_Material for this task_.
────────────────
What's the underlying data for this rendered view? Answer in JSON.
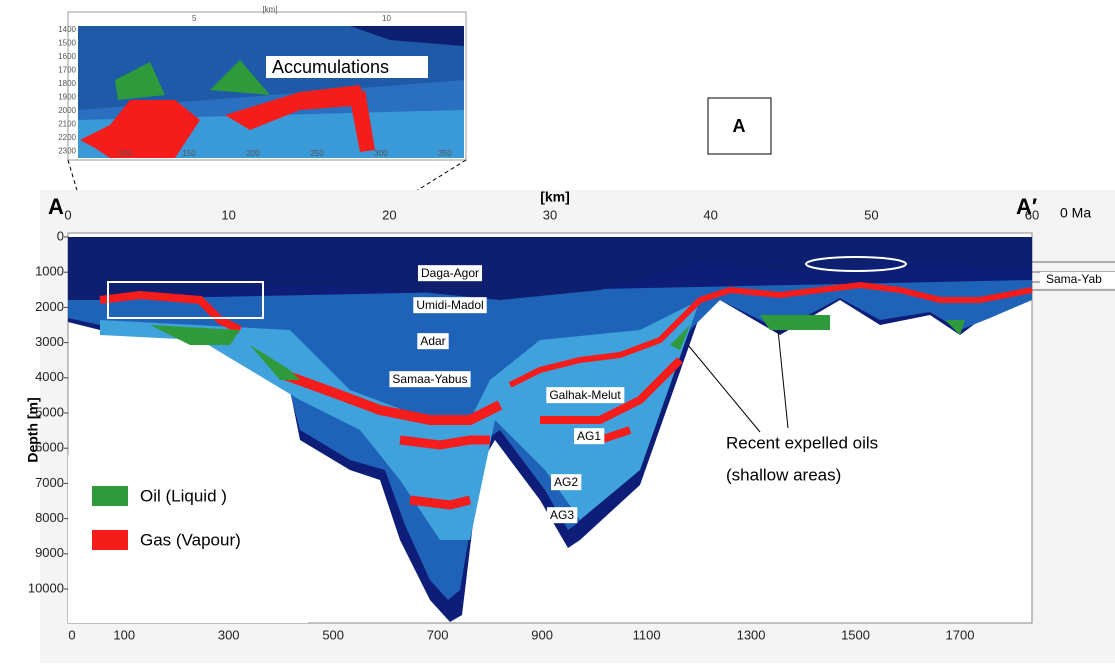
{
  "panel_label": "A",
  "inset": {
    "title": "Accumulations",
    "unit": "[km]",
    "top_ticks": [
      "5",
      "10"
    ],
    "left_ticks": [
      "1400",
      "1500",
      "1600",
      "1700",
      "1800",
      "1900",
      "2000",
      "2100",
      "2200",
      "2300"
    ],
    "bottom_ticks": [
      "100",
      "150",
      "200",
      "250",
      "300",
      "350"
    ]
  },
  "section": {
    "start_label": "A",
    "end_label": "A′",
    "age": "0 Ma",
    "top_axis_label": "[km]",
    "top_ticks": [
      0,
      10,
      20,
      30,
      40,
      50,
      60
    ],
    "y_label": "Depth [m]",
    "y_ticks": [
      0,
      1000,
      2000,
      3000,
      4000,
      5000,
      6000,
      7000,
      8000,
      9000,
      10000
    ],
    "bottom_ticks": [
      0,
      100,
      300,
      500,
      700,
      900,
      1100,
      1300,
      1500,
      1700
    ],
    "layers": [
      "Daga-Agor",
      "Umidi-Madol",
      "Adar",
      "Samaa-Yabus",
      "Galhak-Melut",
      "AG1",
      "AG2",
      "AG3"
    ],
    "side_label": "Sama-Yab",
    "annotation": [
      "Recent expelled oils",
      "(shallow areas)"
    ]
  },
  "legend": [
    {
      "label": "Oil (Liquid )",
      "color": "#2e9a3c"
    },
    {
      "label": "Gas (Vapour)",
      "color": "#f51c1c"
    }
  ]
}
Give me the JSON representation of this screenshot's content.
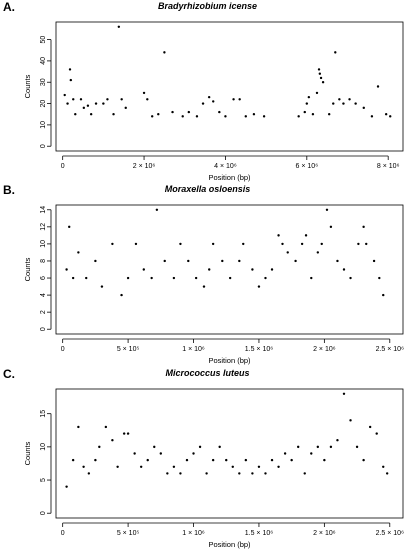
{
  "chart_data": [
    {
      "type": "scatter",
      "panel_label": "A.",
      "title": "Bradyrhizobium icense",
      "xlabel": "Position (bp)",
      "ylabel": "Counts",
      "xlim": [
        0,
        8200000
      ],
      "ylim": [
        0,
        56
      ],
      "x_ticks": [
        0,
        2000000,
        4000000,
        6000000,
        8000000
      ],
      "x_tick_labels": [
        "0",
        "2 × 10⁶",
        "4 × 10⁶",
        "6 × 10⁶",
        "8 × 10⁶"
      ],
      "y_ticks": [
        0,
        10,
        20,
        30,
        40,
        50
      ],
      "y_tick_labels": [
        "0",
        "10",
        "20",
        "30",
        "40",
        "50"
      ],
      "marker_color": "#000000",
      "grid": false,
      "points": [
        [
          50000,
          24
        ],
        [
          120000,
          20
        ],
        [
          180000,
          36
        ],
        [
          200000,
          31
        ],
        [
          260000,
          22
        ],
        [
          310000,
          15
        ],
        [
          450000,
          22
        ],
        [
          520000,
          18
        ],
        [
          620000,
          19
        ],
        [
          700000,
          15
        ],
        [
          820000,
          20
        ],
        [
          1000000,
          20
        ],
        [
          1100000,
          22
        ],
        [
          1250000,
          15
        ],
        [
          1380000,
          56
        ],
        [
          1450000,
          22
        ],
        [
          1550000,
          18
        ],
        [
          2000000,
          25
        ],
        [
          2080000,
          22
        ],
        [
          2200000,
          14
        ],
        [
          2350000,
          15
        ],
        [
          2500000,
          44
        ],
        [
          2700000,
          16
        ],
        [
          2950000,
          14
        ],
        [
          3100000,
          16
        ],
        [
          3300000,
          14
        ],
        [
          3450000,
          20
        ],
        [
          3600000,
          23
        ],
        [
          3700000,
          21
        ],
        [
          3850000,
          16
        ],
        [
          4000000,
          14
        ],
        [
          4200000,
          22
        ],
        [
          4350000,
          22
        ],
        [
          4500000,
          14
        ],
        [
          4700000,
          15
        ],
        [
          4950000,
          14
        ],
        [
          5800000,
          14
        ],
        [
          5950000,
          16
        ],
        [
          6000000,
          20
        ],
        [
          6050000,
          23
        ],
        [
          6150000,
          15
        ],
        [
          6250000,
          25
        ],
        [
          6300000,
          36
        ],
        [
          6320000,
          34
        ],
        [
          6350000,
          32
        ],
        [
          6400000,
          30
        ],
        [
          6550000,
          15
        ],
        [
          6650000,
          20
        ],
        [
          6700000,
          44
        ],
        [
          6800000,
          22
        ],
        [
          6900000,
          20
        ],
        [
          7050000,
          22
        ],
        [
          7200000,
          20
        ],
        [
          7400000,
          18
        ],
        [
          7600000,
          14
        ],
        [
          7750000,
          28
        ],
        [
          7950000,
          15
        ],
        [
          8050000,
          14
        ]
      ]
    },
    {
      "type": "scatter",
      "panel_label": "B.",
      "title": "Moraxella osloensis",
      "xlabel": "Position (bp)",
      "ylabel": "Counts",
      "xlim": [
        0,
        2550000
      ],
      "ylim": [
        0,
        14
      ],
      "x_ticks": [
        0,
        500000,
        1000000,
        1500000,
        2000000,
        2500000
      ],
      "x_tick_labels": [
        "0",
        "5 × 10⁵",
        "1 × 10⁶",
        "1.5 × 10⁶",
        "2 × 10⁶",
        "2.5 × 10⁶"
      ],
      "y_ticks": [
        0,
        2,
        4,
        6,
        8,
        10,
        12,
        14
      ],
      "y_tick_labels": [
        "0",
        "2",
        "4",
        "6",
        "8",
        "10",
        "12",
        "14"
      ],
      "marker_color": "#000000",
      "grid": false,
      "points": [
        [
          30000,
          7
        ],
        [
          50000,
          12
        ],
        [
          80000,
          6
        ],
        [
          120000,
          9
        ],
        [
          180000,
          6
        ],
        [
          250000,
          8
        ],
        [
          300000,
          5
        ],
        [
          380000,
          10
        ],
        [
          450000,
          4
        ],
        [
          500000,
          6
        ],
        [
          560000,
          10
        ],
        [
          620000,
          7
        ],
        [
          680000,
          6
        ],
        [
          720000,
          14
        ],
        [
          780000,
          8
        ],
        [
          850000,
          6
        ],
        [
          900000,
          10
        ],
        [
          960000,
          8
        ],
        [
          1020000,
          6
        ],
        [
          1080000,
          5
        ],
        [
          1120000,
          7
        ],
        [
          1150000,
          10
        ],
        [
          1220000,
          8
        ],
        [
          1280000,
          6
        ],
        [
          1350000,
          8
        ],
        [
          1380000,
          10
        ],
        [
          1450000,
          7
        ],
        [
          1500000,
          5
        ],
        [
          1550000,
          6
        ],
        [
          1600000,
          7
        ],
        [
          1650000,
          11
        ],
        [
          1680000,
          10
        ],
        [
          1720000,
          9
        ],
        [
          1780000,
          8
        ],
        [
          1830000,
          10
        ],
        [
          1860000,
          11
        ],
        [
          1900000,
          6
        ],
        [
          1950000,
          9
        ],
        [
          1980000,
          10
        ],
        [
          2020000,
          14
        ],
        [
          2050000,
          12
        ],
        [
          2100000,
          8
        ],
        [
          2150000,
          7
        ],
        [
          2200000,
          6
        ],
        [
          2260000,
          10
        ],
        [
          2300000,
          12
        ],
        [
          2320000,
          10
        ],
        [
          2380000,
          8
        ],
        [
          2420000,
          6
        ],
        [
          2450000,
          4
        ]
      ]
    },
    {
      "type": "scatter",
      "panel_label": "C.",
      "title": "Micrococcus luteus",
      "xlabel": "Position (bp)",
      "ylabel": "Counts",
      "xlim": [
        0,
        2550000
      ],
      "ylim": [
        0,
        18
      ],
      "x_ticks": [
        0,
        500000,
        1000000,
        1500000,
        2000000,
        2500000
      ],
      "x_tick_labels": [
        "0",
        "5 × 10⁵",
        "1 × 10⁶",
        "1.5 × 10⁶",
        "2 × 10⁶",
        "2.5 × 10⁶"
      ],
      "y_ticks": [
        0,
        5,
        10,
        15
      ],
      "y_tick_labels": [
        "0",
        "5",
        "10",
        "15"
      ],
      "marker_color": "#000000",
      "grid": false,
      "points": [
        [
          30000,
          4
        ],
        [
          80000,
          8
        ],
        [
          120000,
          13
        ],
        [
          160000,
          7
        ],
        [
          200000,
          6
        ],
        [
          250000,
          8
        ],
        [
          280000,
          10
        ],
        [
          330000,
          13
        ],
        [
          380000,
          11
        ],
        [
          420000,
          7
        ],
        [
          470000,
          12
        ],
        [
          500000,
          12
        ],
        [
          550000,
          9
        ],
        [
          600000,
          7
        ],
        [
          650000,
          8
        ],
        [
          700000,
          10
        ],
        [
          750000,
          9
        ],
        [
          800000,
          6
        ],
        [
          850000,
          7
        ],
        [
          900000,
          6
        ],
        [
          950000,
          8
        ],
        [
          1000000,
          9
        ],
        [
          1050000,
          10
        ],
        [
          1100000,
          6
        ],
        [
          1150000,
          8
        ],
        [
          1200000,
          10
        ],
        [
          1250000,
          8
        ],
        [
          1300000,
          7
        ],
        [
          1350000,
          6
        ],
        [
          1400000,
          8
        ],
        [
          1450000,
          6
        ],
        [
          1500000,
          7
        ],
        [
          1550000,
          6
        ],
        [
          1600000,
          8
        ],
        [
          1650000,
          7
        ],
        [
          1700000,
          9
        ],
        [
          1750000,
          8
        ],
        [
          1800000,
          10
        ],
        [
          1850000,
          6
        ],
        [
          1900000,
          9
        ],
        [
          1950000,
          10
        ],
        [
          2000000,
          8
        ],
        [
          2050000,
          10
        ],
        [
          2100000,
          11
        ],
        [
          2150000,
          18
        ],
        [
          2200000,
          14
        ],
        [
          2250000,
          10
        ],
        [
          2300000,
          8
        ],
        [
          2350000,
          13
        ],
        [
          2400000,
          12
        ],
        [
          2450000,
          7
        ],
        [
          2480000,
          6
        ]
      ]
    }
  ]
}
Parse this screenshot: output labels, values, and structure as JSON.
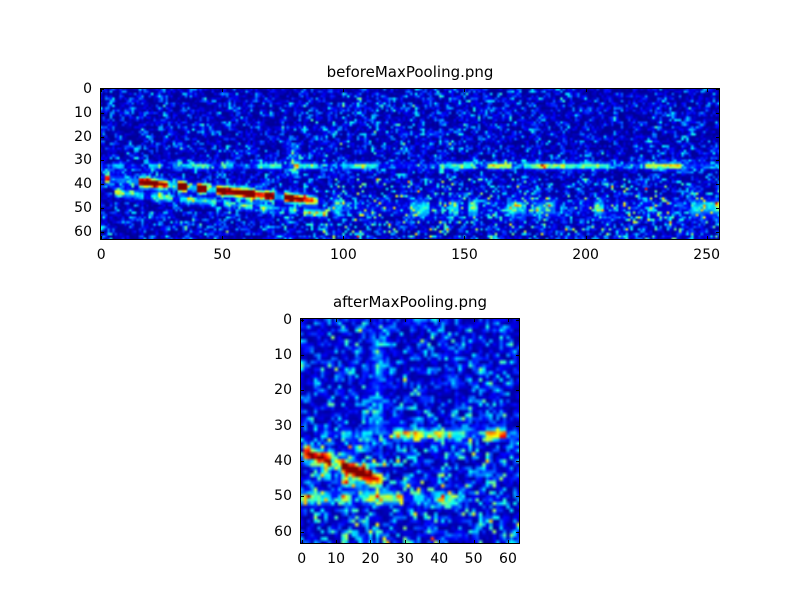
{
  "style": {
    "figure_background": "#ffffff",
    "text_color": "#000000"
  },
  "chart_data": [
    {
      "type": "heatmap",
      "title": "beforeMaxPooling.png",
      "colormap": "jet",
      "rows": 64,
      "cols": 256,
      "xlim": [
        0,
        255
      ],
      "ylim": [
        63,
        0
      ],
      "x_ticks": [
        0,
        50,
        100,
        150,
        200,
        250
      ],
      "y_ticks": [
        0,
        10,
        20,
        30,
        40,
        50,
        60
      ],
      "description": "Spectrogram-like image on dark blue (jet colormap, low values) with a bright red/yellow descending chirp from about (col 2, row 38) to (col 89, row 47), a faint cyan echo just below it, an intermittent cyan horizontal band near row 32 across the full width, and scattered cyan speckle concentrated around rows 44-56 in columns 95-255.",
      "generation": {
        "seed": 42,
        "base": 0.02,
        "noise": 0.45,
        "noise_pow": 3.2,
        "features": [
          {
            "kind": "chirp",
            "x0": 2,
            "y0": 37.5,
            "x1": 89,
            "y1": 47,
            "sigma": 1.25,
            "intensity": 1.15,
            "dash": 0.28,
            "seg": 4,
            "profile": "mid"
          },
          {
            "kind": "chirp",
            "x0": 6,
            "y0": 43.5,
            "x1": 93,
            "y1": 52.5,
            "sigma": 1.1,
            "intensity": 0.36,
            "dash": 0.45,
            "seg": 3
          },
          {
            "kind": "hband",
            "y": 32.3,
            "x0": 0,
            "x1": 255,
            "sigma": 0.9,
            "intensity": 0.42,
            "dash": 0.5,
            "seg": 5,
            "grad": true
          },
          {
            "kind": "hband",
            "y": 50,
            "x0": 95,
            "x1": 255,
            "sigma": 2.4,
            "intensity": 0.26,
            "dash": 0.6,
            "seg": 4
          },
          {
            "kind": "speckle",
            "x0": 92,
            "y0": 38,
            "x1": 255,
            "y1": 63,
            "density": 0.1,
            "intensity": 0.34
          },
          {
            "kind": "speckle",
            "x0": 85,
            "y0": 4,
            "x1": 180,
            "y1": 26,
            "density": 0.06,
            "intensity": 0.2
          },
          {
            "kind": "vband",
            "x": 80,
            "y0": 23,
            "y1": 37,
            "sigma": 1.6,
            "intensity": 0.16
          },
          {
            "kind": "speckle",
            "x0": 0,
            "y0": 52,
            "x1": 95,
            "y1": 63,
            "density": 0.07,
            "intensity": 0.25
          }
        ]
      }
    },
    {
      "type": "heatmap",
      "title": "afterMaxPooling.png",
      "colormap": "jet",
      "rows": 64,
      "cols": 64,
      "xlim": [
        0,
        63
      ],
      "ylim": [
        63,
        0
      ],
      "x_ticks": [
        0,
        10,
        20,
        30,
        40,
        50,
        60
      ],
      "y_ticks": [
        0,
        10,
        20,
        30,
        40,
        50,
        60
      ],
      "description": "Max-pooled version of the spectrogram: bright red/yellow chirp from about (col 1, row 38) to (col 23, row 45), intermittent cyan horizontal band near row 32, a cyan band near row 50 over columns 0-46, and denser cyan speckle over the lower half.",
      "generation": {
        "seed": 99,
        "base": 0.03,
        "noise": 0.5,
        "noise_pow": 3.0,
        "features": [
          {
            "kind": "chirp",
            "x0": 1,
            "y0": 37.5,
            "x1": 23,
            "y1": 45.5,
            "sigma": 1.3,
            "intensity": 1.15,
            "dash": 0.2,
            "seg": 3,
            "profile": "mid"
          },
          {
            "kind": "chirp",
            "x0": 4,
            "y0": 43,
            "x1": 26,
            "y1": 50,
            "sigma": 1.0,
            "intensity": 0.3,
            "dash": 0.5,
            "seg": 3
          },
          {
            "kind": "hband",
            "y": 32.3,
            "x0": 4,
            "x1": 63,
            "sigma": 0.95,
            "intensity": 0.42,
            "dash": 0.45,
            "seg": 3,
            "grad": true
          },
          {
            "kind": "hband",
            "y": 50.5,
            "x0": 0,
            "x1": 46,
            "sigma": 1.15,
            "intensity": 0.4,
            "dash": 0.4,
            "seg": 3
          },
          {
            "kind": "vband",
            "x": 22,
            "y0": 6,
            "y1": 32,
            "sigma": 1.3,
            "intensity": 0.15
          },
          {
            "kind": "speckle",
            "x0": 0,
            "y0": 33,
            "x1": 63,
            "y1": 63,
            "density": 0.12,
            "intensity": 0.3
          },
          {
            "kind": "speckle",
            "x0": 8,
            "y0": 3,
            "x1": 60,
            "y1": 28,
            "density": 0.07,
            "intensity": 0.2
          }
        ]
      }
    }
  ]
}
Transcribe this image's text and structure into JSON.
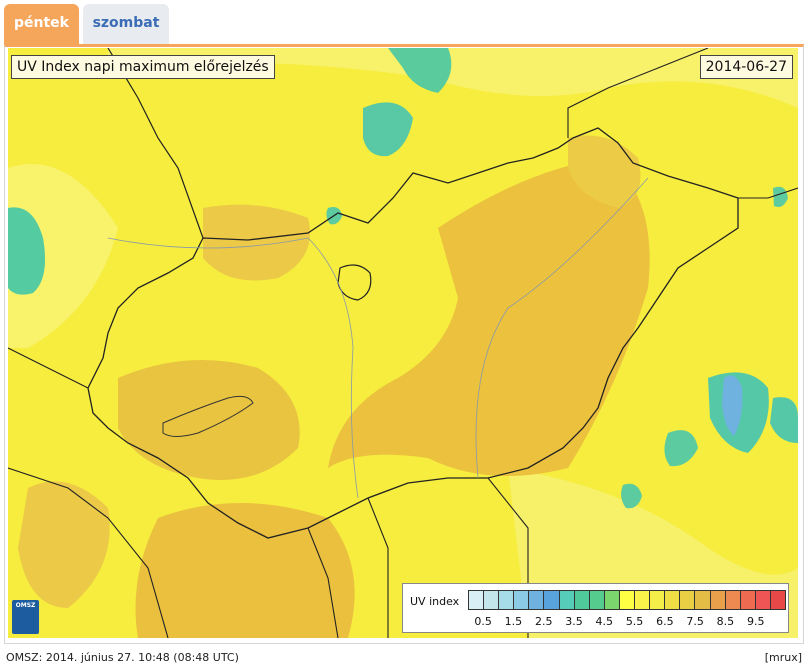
{
  "tabs": [
    {
      "label": "péntek",
      "active": true
    },
    {
      "label": "szombat",
      "active": false
    }
  ],
  "map": {
    "title": "UV Index napi maximum előrejelzés",
    "date": "2014-06-27",
    "logo_text": "OMSZ"
  },
  "legend": {
    "title": "UV index",
    "ticks": [
      "0.5",
      "1.5",
      "2.5",
      "3.5",
      "4.5",
      "5.5",
      "6.5",
      "7.5",
      "8.5",
      "9.5"
    ],
    "colors": [
      "#d8f0f5",
      "#c2e6ea",
      "#a6dce8",
      "#8ccbe6",
      "#6fb2e0",
      "#58a3dc",
      "#55cdb8",
      "#4fc99a",
      "#55cc8e",
      "#7bd66e",
      "#ffff44",
      "#fbf24a",
      "#f6ee48",
      "#efdf44",
      "#e9cf44",
      "#e2bc44",
      "#e8a04a",
      "#ec8a52",
      "#ee6b52",
      "#ef5555",
      "#e84848"
    ]
  },
  "footer": {
    "left": "OMSZ: 2014. június 27. 10:48 (08:48  UTC)",
    "right": "[mrux]"
  },
  "colors": {
    "tab_active": "#f5a65b",
    "tab_inactive": "#e8ebef",
    "map_base": "#f6ed3e",
    "map_orange": "#ebc13e",
    "map_teal": "#55cba1"
  }
}
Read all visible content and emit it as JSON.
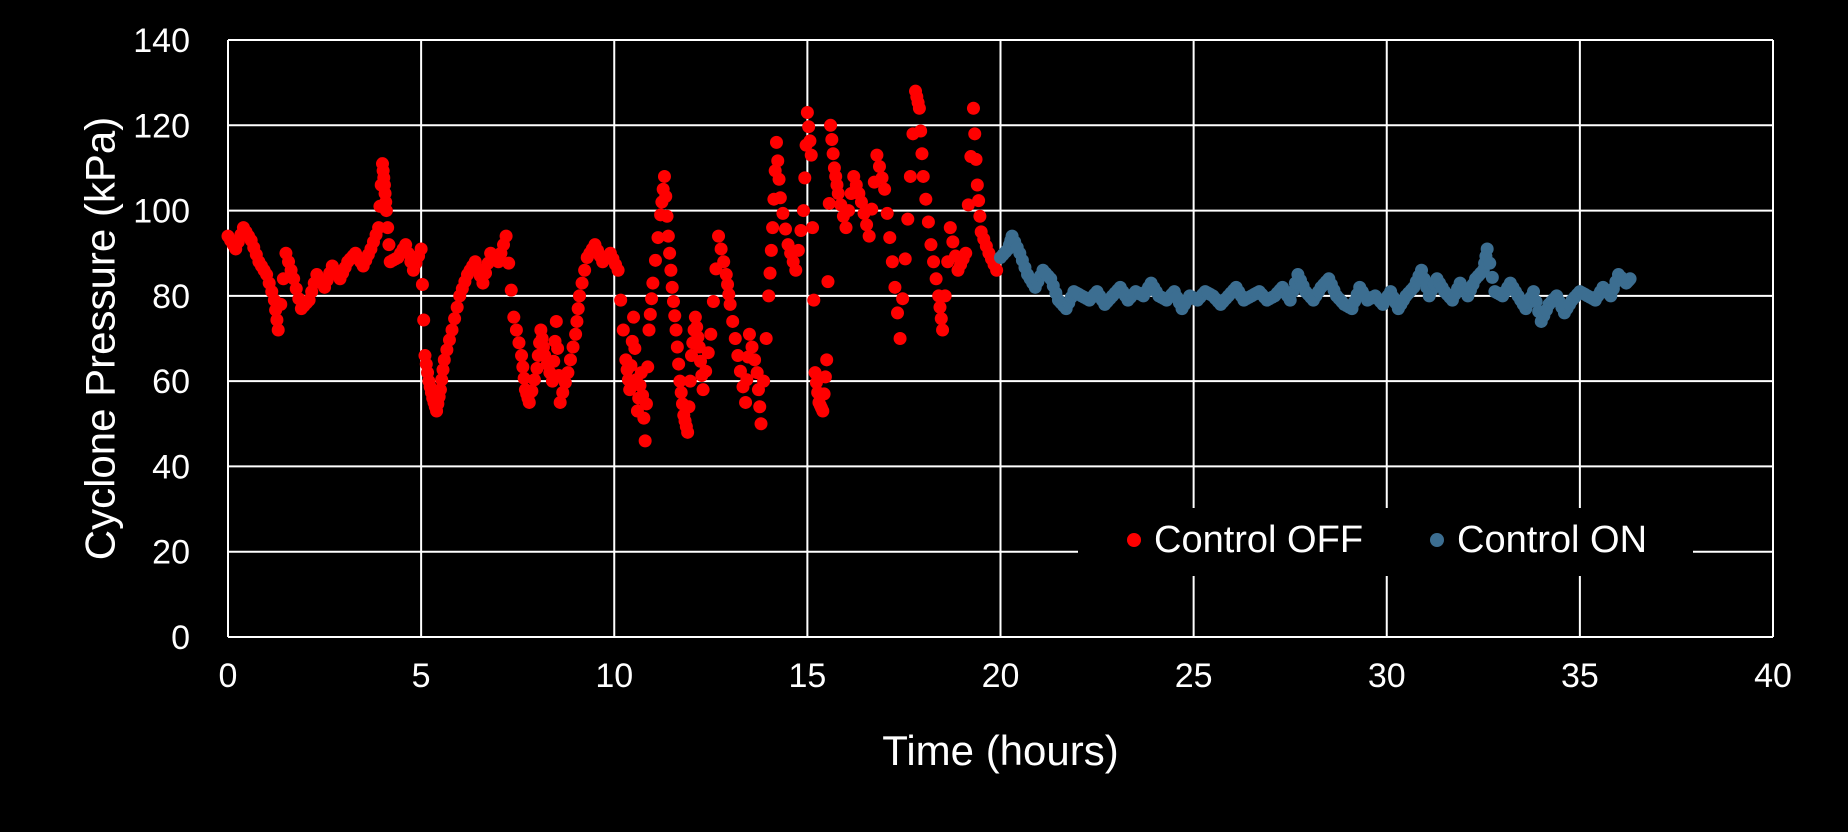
────────────────
_Description of the task_. Copy each line of the listing that contains the string "sigma".

_Response to the task_.
            "sigma": 1.25,
            "sigma": 1.1,
            "sigma": 0.9,
            "sigma": 2.4,
            "sigma": 1.6,
            "sigma": 1.3,
            "sigma": 1.0,
            "sigma": 0.95,
            "sigma": 1.15,
            "sigma": 1.3,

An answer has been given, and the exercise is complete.